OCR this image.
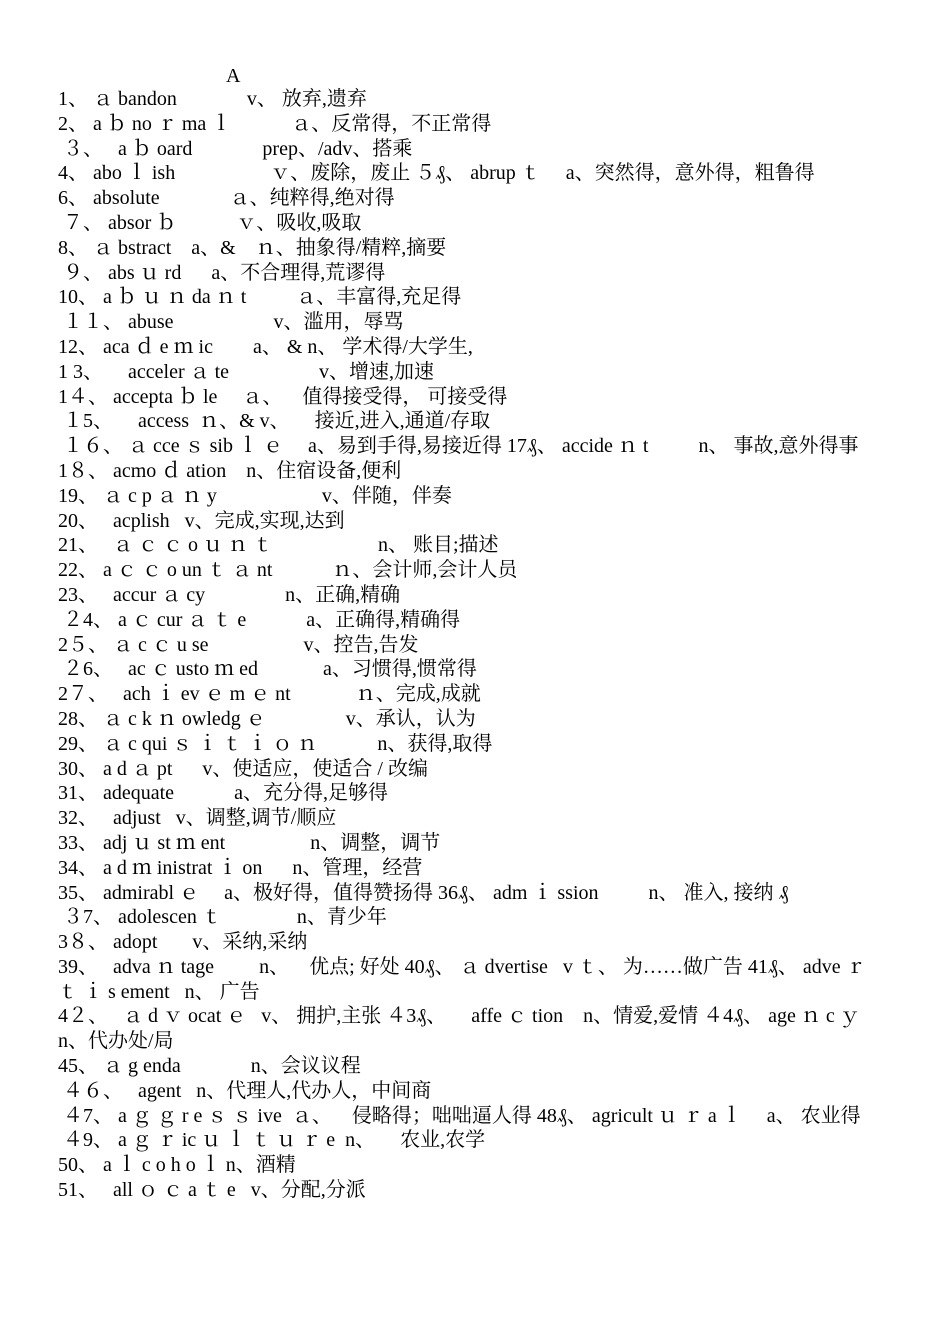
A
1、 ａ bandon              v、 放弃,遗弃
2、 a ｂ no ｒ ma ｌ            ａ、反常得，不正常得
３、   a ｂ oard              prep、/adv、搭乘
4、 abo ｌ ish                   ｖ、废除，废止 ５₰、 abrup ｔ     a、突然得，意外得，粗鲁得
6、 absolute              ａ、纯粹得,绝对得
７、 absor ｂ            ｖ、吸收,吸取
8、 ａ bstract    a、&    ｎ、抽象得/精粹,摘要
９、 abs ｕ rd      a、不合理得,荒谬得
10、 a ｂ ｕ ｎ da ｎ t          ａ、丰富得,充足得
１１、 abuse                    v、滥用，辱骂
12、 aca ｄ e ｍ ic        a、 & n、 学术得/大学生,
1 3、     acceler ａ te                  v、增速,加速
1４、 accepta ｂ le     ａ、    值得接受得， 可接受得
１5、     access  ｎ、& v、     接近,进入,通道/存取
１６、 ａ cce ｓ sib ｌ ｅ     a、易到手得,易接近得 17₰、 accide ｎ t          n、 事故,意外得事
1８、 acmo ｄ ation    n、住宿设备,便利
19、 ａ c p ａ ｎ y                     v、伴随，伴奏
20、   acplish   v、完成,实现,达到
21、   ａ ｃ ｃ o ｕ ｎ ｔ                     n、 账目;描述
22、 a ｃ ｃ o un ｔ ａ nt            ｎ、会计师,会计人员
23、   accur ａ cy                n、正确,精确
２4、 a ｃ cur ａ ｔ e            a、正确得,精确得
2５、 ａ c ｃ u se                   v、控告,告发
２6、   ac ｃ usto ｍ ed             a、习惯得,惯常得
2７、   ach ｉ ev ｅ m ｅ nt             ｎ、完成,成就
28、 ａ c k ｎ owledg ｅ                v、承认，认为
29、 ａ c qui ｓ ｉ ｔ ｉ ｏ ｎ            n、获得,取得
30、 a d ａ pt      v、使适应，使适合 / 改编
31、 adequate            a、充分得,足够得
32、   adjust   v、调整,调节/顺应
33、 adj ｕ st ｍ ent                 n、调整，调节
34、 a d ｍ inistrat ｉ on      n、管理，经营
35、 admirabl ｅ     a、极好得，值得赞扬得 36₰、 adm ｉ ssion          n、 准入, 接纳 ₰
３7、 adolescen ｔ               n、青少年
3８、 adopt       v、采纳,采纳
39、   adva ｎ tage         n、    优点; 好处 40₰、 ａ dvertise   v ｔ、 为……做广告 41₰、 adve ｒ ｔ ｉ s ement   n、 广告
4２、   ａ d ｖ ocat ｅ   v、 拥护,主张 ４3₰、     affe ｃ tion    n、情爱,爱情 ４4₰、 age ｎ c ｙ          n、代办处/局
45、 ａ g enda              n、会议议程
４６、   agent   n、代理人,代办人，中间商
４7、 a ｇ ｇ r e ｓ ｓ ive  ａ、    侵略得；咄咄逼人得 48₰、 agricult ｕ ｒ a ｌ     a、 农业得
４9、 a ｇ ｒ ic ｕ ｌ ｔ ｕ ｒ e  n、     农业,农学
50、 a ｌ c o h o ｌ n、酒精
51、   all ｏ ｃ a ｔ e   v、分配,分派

###

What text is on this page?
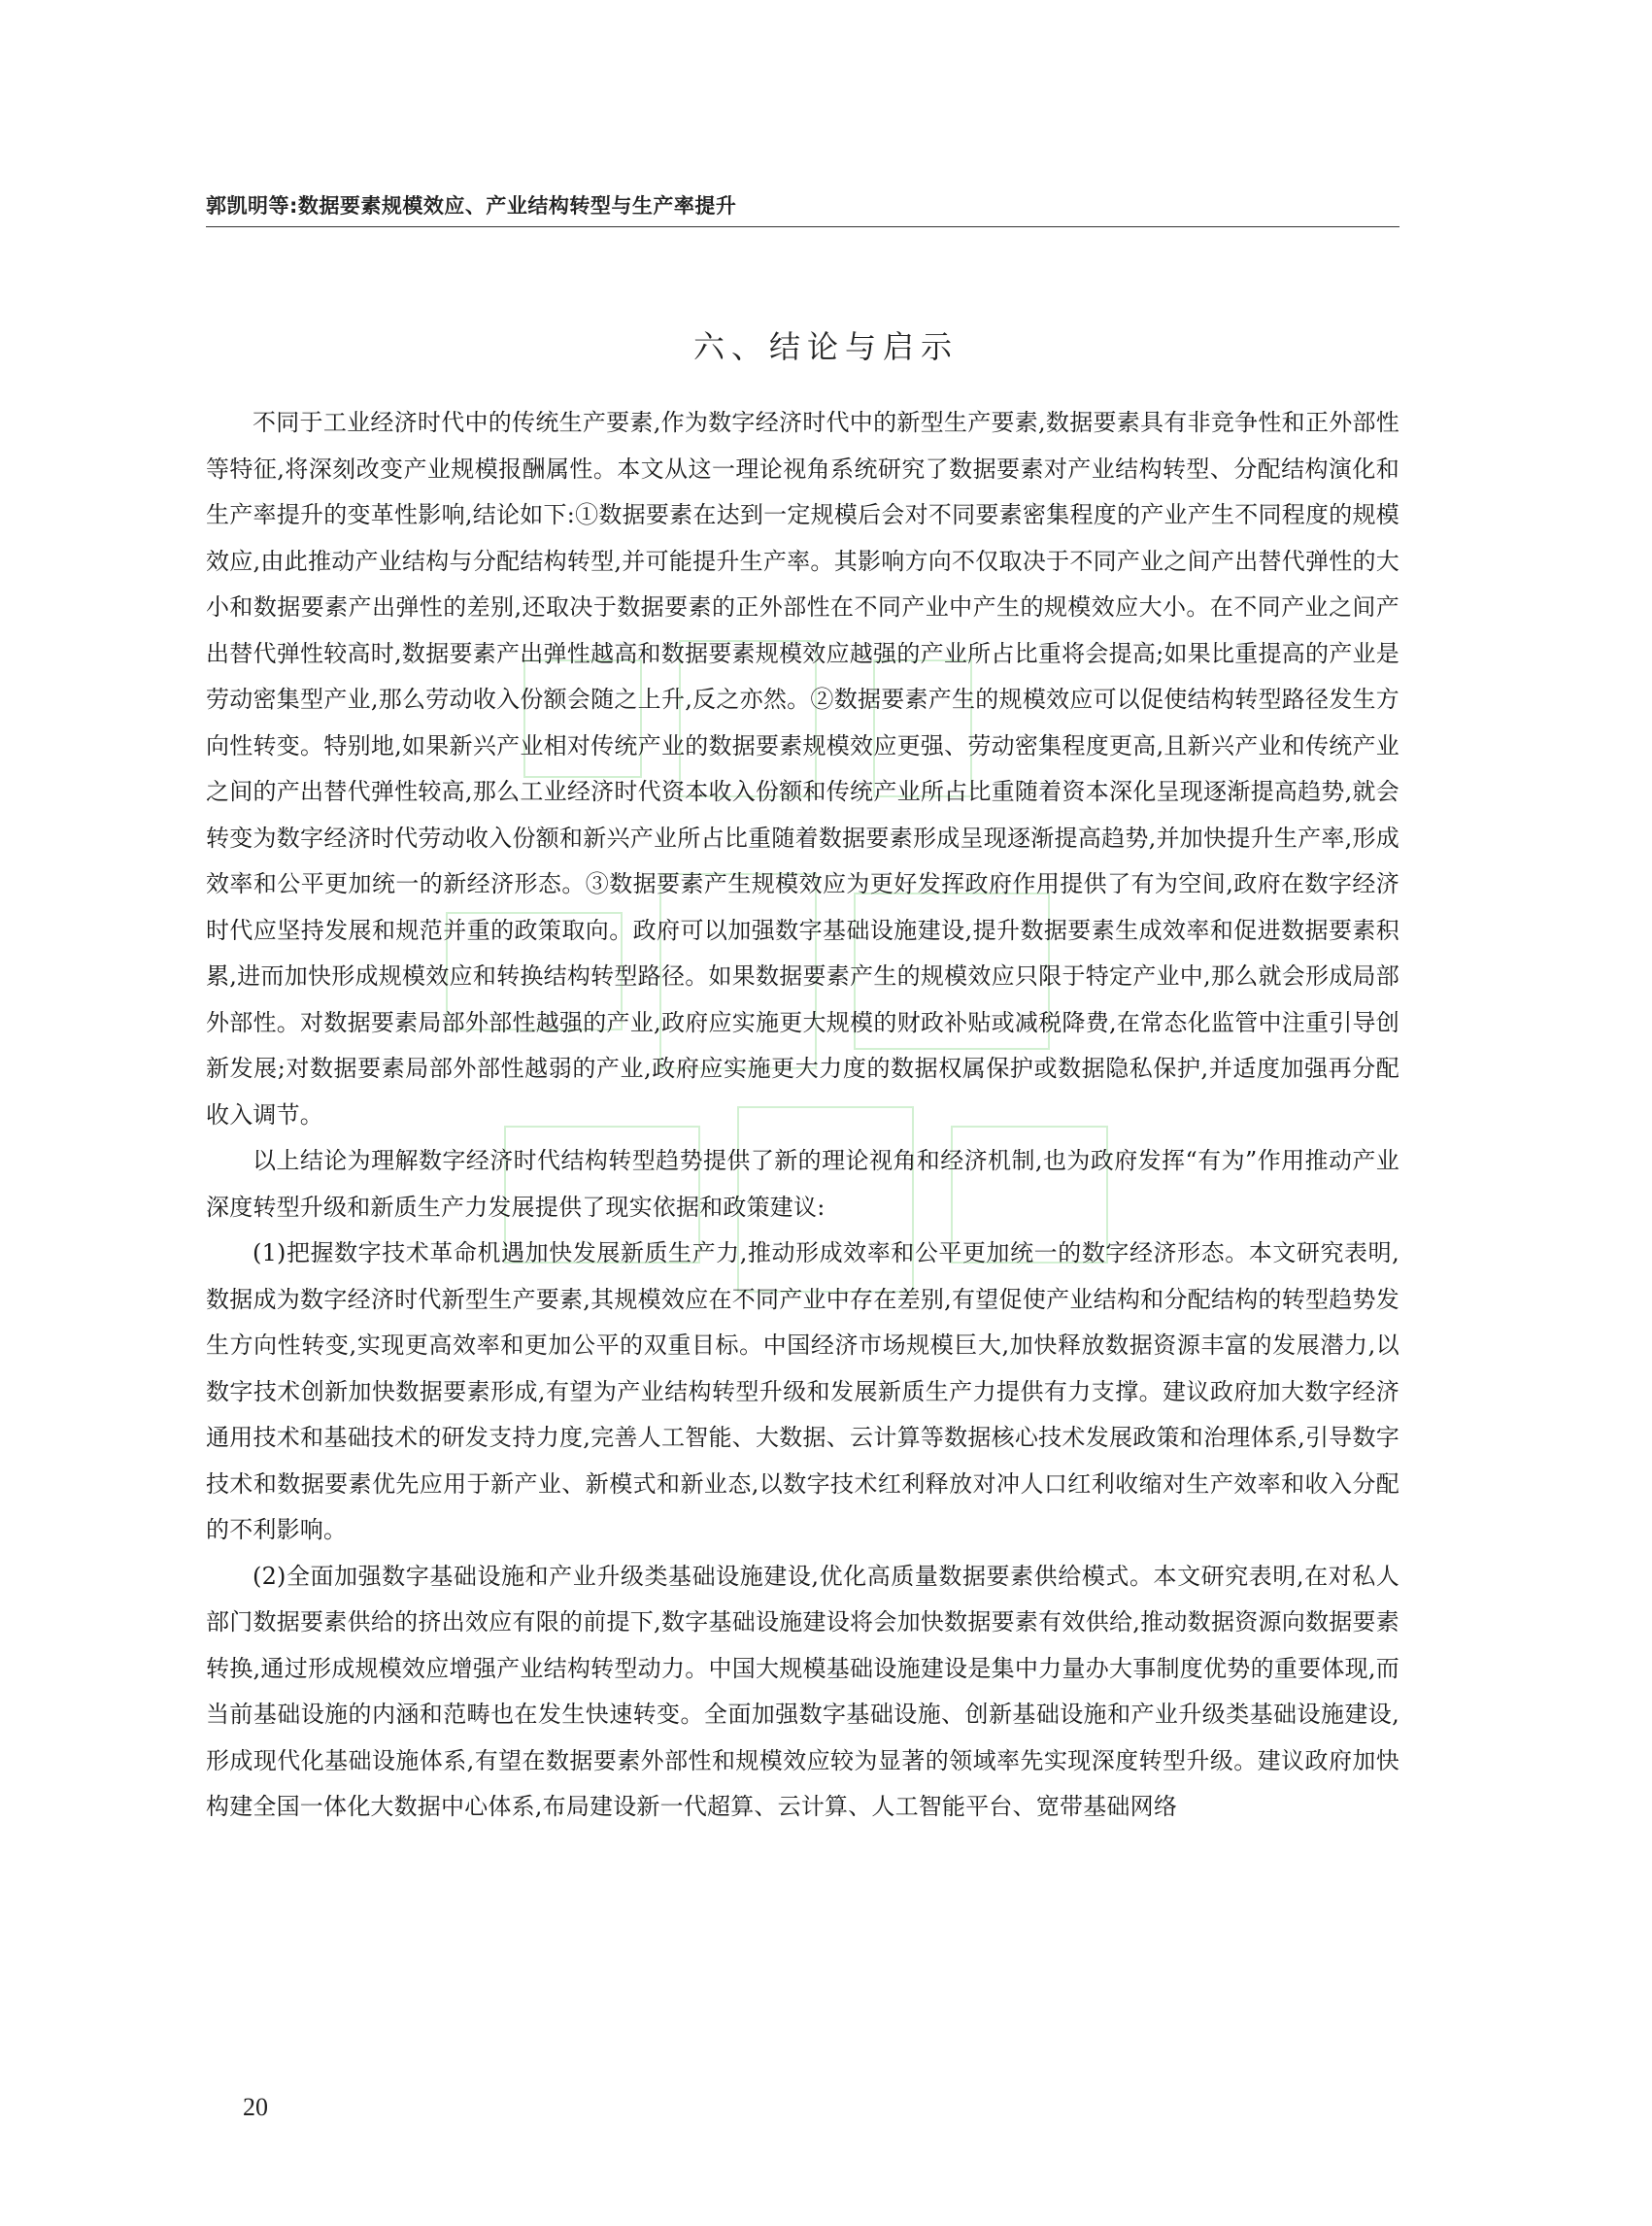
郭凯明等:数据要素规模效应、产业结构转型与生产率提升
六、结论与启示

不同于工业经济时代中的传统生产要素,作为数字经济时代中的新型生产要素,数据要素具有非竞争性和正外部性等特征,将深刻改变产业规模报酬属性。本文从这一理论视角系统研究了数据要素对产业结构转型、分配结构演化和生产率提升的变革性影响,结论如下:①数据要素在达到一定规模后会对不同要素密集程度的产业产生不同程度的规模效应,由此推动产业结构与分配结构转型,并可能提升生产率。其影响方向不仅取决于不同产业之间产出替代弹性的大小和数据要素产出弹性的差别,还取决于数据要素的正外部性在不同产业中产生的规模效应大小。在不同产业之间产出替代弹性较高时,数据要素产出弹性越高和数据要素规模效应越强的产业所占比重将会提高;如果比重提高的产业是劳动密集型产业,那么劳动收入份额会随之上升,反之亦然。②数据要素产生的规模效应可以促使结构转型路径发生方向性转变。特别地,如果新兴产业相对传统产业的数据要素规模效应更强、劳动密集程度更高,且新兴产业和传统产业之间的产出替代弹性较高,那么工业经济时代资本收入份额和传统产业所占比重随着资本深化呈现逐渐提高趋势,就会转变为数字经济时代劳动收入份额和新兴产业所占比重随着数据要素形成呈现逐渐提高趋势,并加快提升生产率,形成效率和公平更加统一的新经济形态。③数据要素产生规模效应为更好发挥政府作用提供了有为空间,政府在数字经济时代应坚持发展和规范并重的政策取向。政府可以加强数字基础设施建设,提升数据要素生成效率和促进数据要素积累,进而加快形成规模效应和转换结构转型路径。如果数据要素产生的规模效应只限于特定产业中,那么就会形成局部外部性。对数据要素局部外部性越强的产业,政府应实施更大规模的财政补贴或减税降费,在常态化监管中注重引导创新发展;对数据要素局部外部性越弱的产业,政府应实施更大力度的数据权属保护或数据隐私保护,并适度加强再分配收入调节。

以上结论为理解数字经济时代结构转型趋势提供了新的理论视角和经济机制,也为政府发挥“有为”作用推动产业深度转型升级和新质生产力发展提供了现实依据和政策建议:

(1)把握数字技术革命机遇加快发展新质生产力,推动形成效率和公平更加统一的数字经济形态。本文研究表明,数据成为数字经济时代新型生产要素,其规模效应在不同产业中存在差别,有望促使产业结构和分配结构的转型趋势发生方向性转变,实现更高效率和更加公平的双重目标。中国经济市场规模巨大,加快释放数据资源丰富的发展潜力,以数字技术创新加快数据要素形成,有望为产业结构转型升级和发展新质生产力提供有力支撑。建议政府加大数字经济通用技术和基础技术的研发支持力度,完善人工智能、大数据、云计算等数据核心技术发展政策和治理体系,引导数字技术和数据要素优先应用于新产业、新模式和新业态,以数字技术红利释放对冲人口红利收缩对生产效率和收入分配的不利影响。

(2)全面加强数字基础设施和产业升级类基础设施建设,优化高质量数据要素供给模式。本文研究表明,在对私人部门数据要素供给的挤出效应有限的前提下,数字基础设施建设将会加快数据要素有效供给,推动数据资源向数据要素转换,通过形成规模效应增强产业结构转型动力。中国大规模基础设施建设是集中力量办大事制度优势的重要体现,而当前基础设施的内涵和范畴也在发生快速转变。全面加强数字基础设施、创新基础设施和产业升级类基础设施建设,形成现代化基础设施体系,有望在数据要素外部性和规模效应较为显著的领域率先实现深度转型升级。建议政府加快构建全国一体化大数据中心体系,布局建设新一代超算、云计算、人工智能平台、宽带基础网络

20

###

_What is expected_.
Identify and list each line with the word "this".

_Exercise answer_.
OCR this image.
What text is on this page?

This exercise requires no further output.